== Work to complete ==
Copy nothing but the text: reproduce each line of the listing exactly and leave the pictures out.

== Data entries ==
********
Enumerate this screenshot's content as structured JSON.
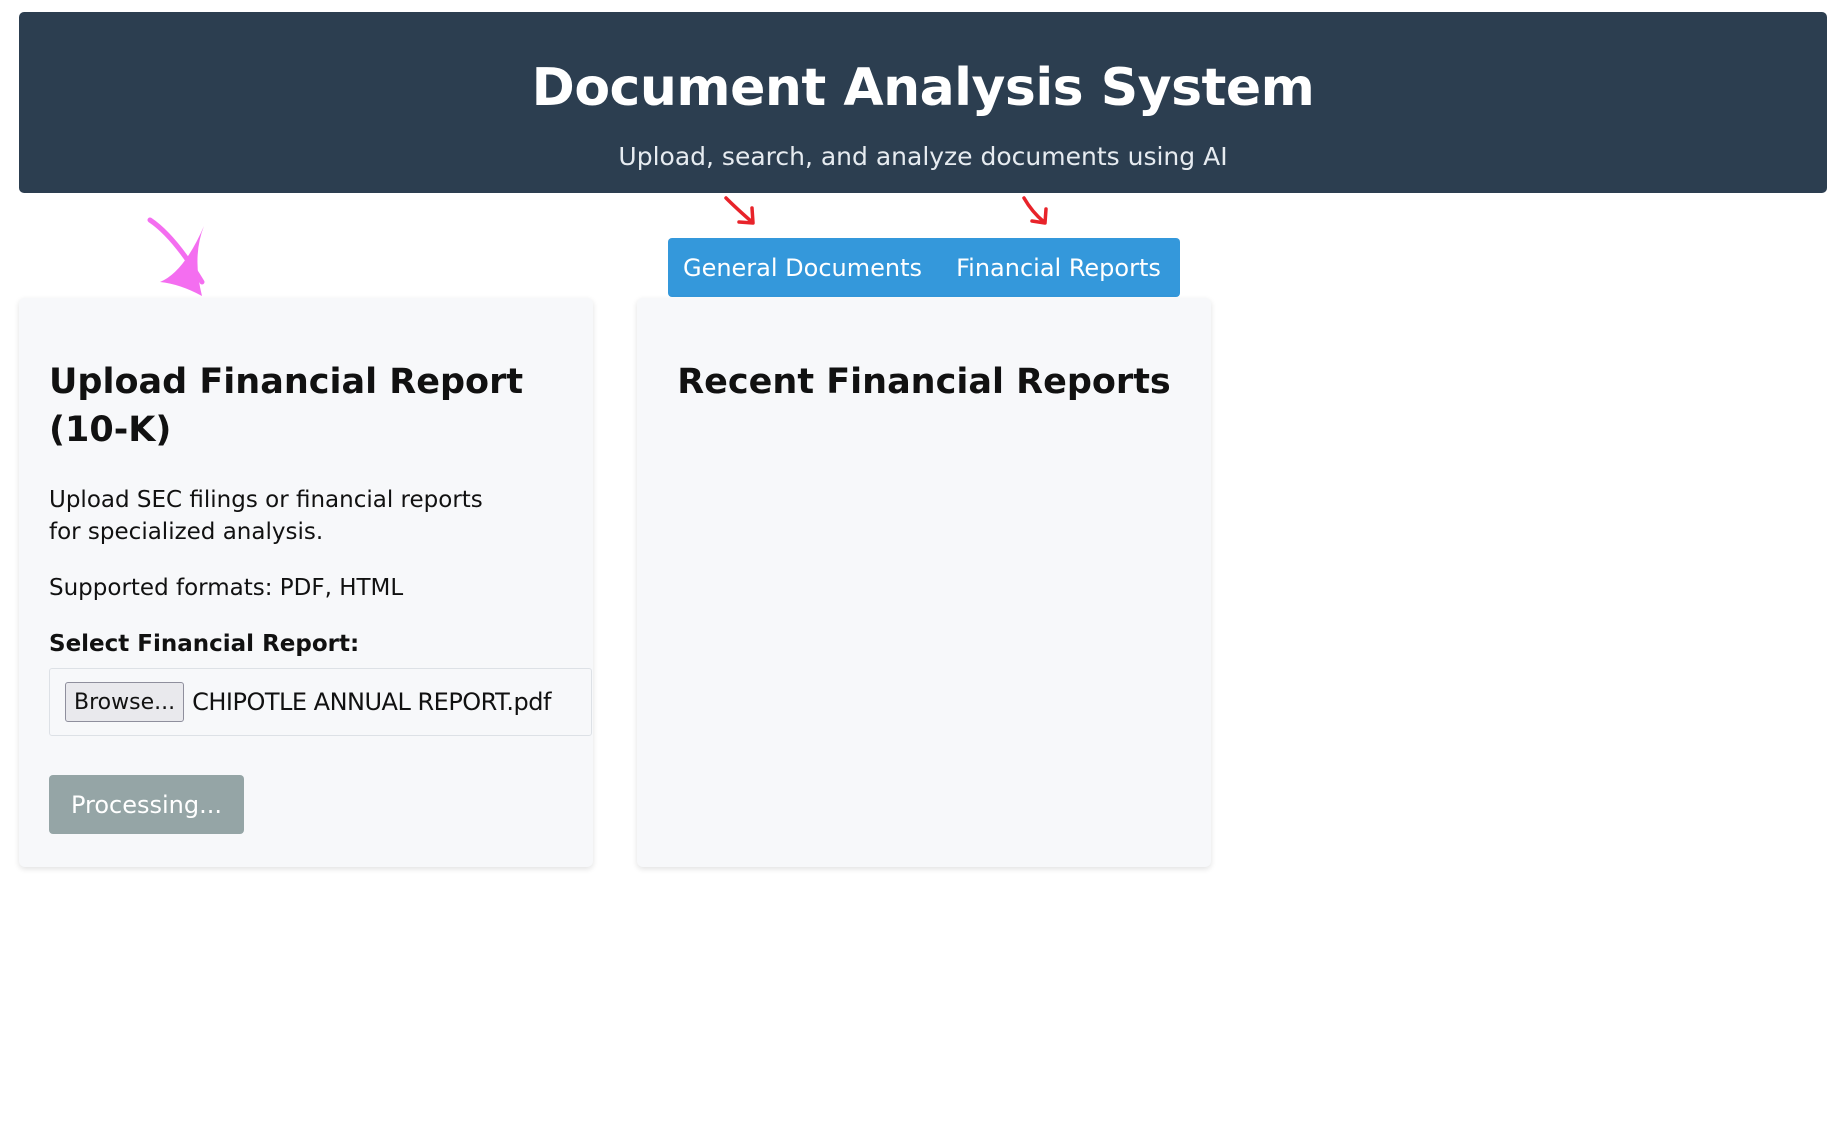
{
  "header": {
    "title": "Document Analysis System",
    "subtitle": "Upload, search, and analyze documents using AI"
  },
  "tabs": [
    {
      "label": "General Documents"
    },
    {
      "label": "Financial Reports"
    }
  ],
  "upload_card": {
    "title": "Upload Financial Report (10-K)",
    "description": "Upload SEC filings or financial reports for specialized analysis.",
    "formats": "Supported formats: PDF, HTML",
    "field_label": "Select Financial Report:",
    "browse_label": "Browse...",
    "file_name": "CHIPOTLE ANNUAL REPORT.pdf",
    "submit_label": "Processing..."
  },
  "recent_card": {
    "title": "Recent Financial Reports"
  },
  "colors": {
    "header_bg": "#2c3e50",
    "tab_bg": "#3498db",
    "button_disabled": "#95a5a6",
    "card_bg": "#f7f8fa",
    "annotation_red": "#e8232a",
    "annotation_pink": "#f46ef0"
  }
}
********
== Task response ==
Enumerate this screenshot's content as structured JSON.
{
  "header": {
    "title": "Document Analysis System",
    "subtitle": "Upload, search, and analyze documents using AI"
  },
  "tabs": [
    {
      "label": "General Documents"
    },
    {
      "label": "Financial Reports"
    }
  ],
  "upload_card": {
    "title": "Upload Financial Report (10-K)",
    "description": "Upload SEC filings or financial reports for specialized analysis.",
    "formats": "Supported formats: PDF, HTML",
    "field_label": "Select Financial Report:",
    "browse_label": "Browse...",
    "file_name": "CHIPOTLE ANNUAL REPORT.pdf",
    "submit_label": "Processing..."
  },
  "recent_card": {
    "title": "Recent Financial Reports"
  },
  "colors": {
    "header_bg": "#2c3e50",
    "tab_bg": "#3498db",
    "button_disabled": "#95a5a6",
    "card_bg": "#f7f8fa",
    "annotation_red": "#e8232a",
    "annotation_pink": "#f46ef0"
  }
}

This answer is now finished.